*WHAT TO PRODUCE*. For the data below, work out how many lines contain the word "type" and supply only that number.

*GIVEN RECORDS*.
-*-*-
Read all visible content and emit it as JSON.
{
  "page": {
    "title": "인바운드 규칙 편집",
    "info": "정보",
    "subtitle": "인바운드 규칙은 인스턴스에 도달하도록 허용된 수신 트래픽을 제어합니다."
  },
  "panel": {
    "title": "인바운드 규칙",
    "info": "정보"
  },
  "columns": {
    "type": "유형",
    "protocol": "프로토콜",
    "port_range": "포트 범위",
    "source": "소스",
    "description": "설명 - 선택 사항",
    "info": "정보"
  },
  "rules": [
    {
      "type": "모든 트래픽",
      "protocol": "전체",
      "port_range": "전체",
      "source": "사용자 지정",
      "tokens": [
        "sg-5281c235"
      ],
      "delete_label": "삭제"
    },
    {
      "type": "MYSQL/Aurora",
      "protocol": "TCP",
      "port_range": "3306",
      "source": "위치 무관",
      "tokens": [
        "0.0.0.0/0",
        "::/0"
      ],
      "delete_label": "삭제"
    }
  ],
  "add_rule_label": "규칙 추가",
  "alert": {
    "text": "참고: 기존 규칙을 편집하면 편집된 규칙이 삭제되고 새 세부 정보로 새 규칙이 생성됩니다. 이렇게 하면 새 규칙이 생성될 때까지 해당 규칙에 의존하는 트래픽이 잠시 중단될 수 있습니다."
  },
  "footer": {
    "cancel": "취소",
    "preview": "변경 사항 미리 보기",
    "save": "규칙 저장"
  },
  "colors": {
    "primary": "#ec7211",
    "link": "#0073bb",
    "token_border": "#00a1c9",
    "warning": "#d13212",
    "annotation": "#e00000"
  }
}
-*-*-
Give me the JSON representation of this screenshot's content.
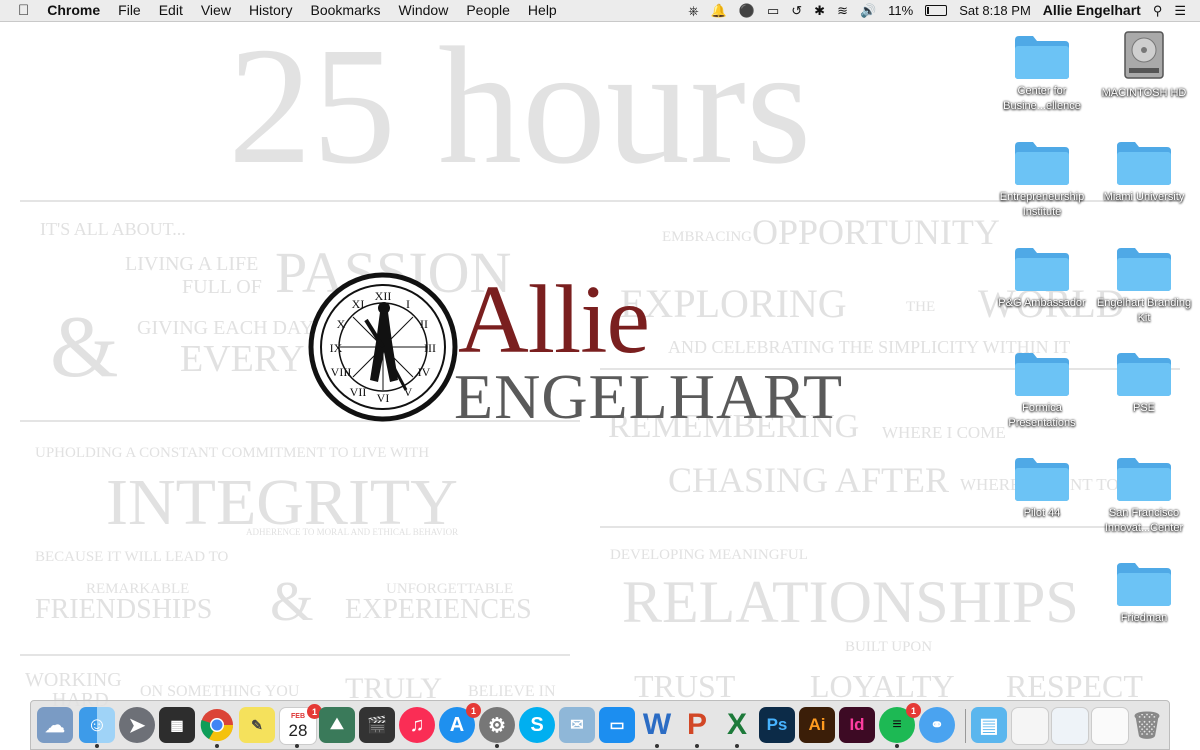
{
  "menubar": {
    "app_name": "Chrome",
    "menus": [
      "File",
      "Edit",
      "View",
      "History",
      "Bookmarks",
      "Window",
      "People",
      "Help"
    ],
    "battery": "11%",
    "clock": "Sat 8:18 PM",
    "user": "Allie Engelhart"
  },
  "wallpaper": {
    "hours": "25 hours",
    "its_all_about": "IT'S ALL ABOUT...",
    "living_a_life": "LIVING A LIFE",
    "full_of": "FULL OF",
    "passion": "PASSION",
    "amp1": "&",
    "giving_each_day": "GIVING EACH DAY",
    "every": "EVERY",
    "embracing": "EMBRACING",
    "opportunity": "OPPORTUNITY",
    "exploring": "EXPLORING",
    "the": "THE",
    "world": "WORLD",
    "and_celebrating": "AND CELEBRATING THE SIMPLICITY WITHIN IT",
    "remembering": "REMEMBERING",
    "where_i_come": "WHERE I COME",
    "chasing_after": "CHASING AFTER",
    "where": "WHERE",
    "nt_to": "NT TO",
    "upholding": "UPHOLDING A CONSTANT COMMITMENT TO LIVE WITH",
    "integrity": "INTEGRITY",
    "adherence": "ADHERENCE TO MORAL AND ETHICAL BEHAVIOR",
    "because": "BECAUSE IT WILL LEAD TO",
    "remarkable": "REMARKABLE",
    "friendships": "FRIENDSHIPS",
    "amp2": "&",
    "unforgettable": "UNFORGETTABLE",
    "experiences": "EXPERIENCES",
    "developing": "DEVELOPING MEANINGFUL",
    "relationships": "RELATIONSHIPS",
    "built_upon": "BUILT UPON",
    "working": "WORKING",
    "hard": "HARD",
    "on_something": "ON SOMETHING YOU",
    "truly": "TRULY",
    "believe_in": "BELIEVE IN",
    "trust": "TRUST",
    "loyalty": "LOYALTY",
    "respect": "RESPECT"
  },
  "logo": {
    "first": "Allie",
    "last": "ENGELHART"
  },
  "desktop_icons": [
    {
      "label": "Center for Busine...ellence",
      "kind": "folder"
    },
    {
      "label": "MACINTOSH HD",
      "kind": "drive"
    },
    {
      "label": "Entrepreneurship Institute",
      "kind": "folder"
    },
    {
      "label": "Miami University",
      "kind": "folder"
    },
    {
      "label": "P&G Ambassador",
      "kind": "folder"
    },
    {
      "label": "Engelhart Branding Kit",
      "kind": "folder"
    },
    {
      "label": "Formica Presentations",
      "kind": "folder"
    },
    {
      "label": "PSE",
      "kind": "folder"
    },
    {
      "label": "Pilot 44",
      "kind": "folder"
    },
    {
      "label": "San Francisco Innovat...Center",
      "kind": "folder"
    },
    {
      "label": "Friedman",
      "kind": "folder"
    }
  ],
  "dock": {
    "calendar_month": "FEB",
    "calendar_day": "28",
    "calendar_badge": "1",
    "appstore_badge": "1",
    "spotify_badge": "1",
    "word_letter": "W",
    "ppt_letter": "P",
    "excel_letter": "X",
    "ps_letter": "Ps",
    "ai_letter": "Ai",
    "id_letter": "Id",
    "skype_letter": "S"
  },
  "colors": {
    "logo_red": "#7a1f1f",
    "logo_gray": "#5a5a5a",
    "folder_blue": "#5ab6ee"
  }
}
-*-*-
*SOLUTION FOR THIS EXERCISE*. 3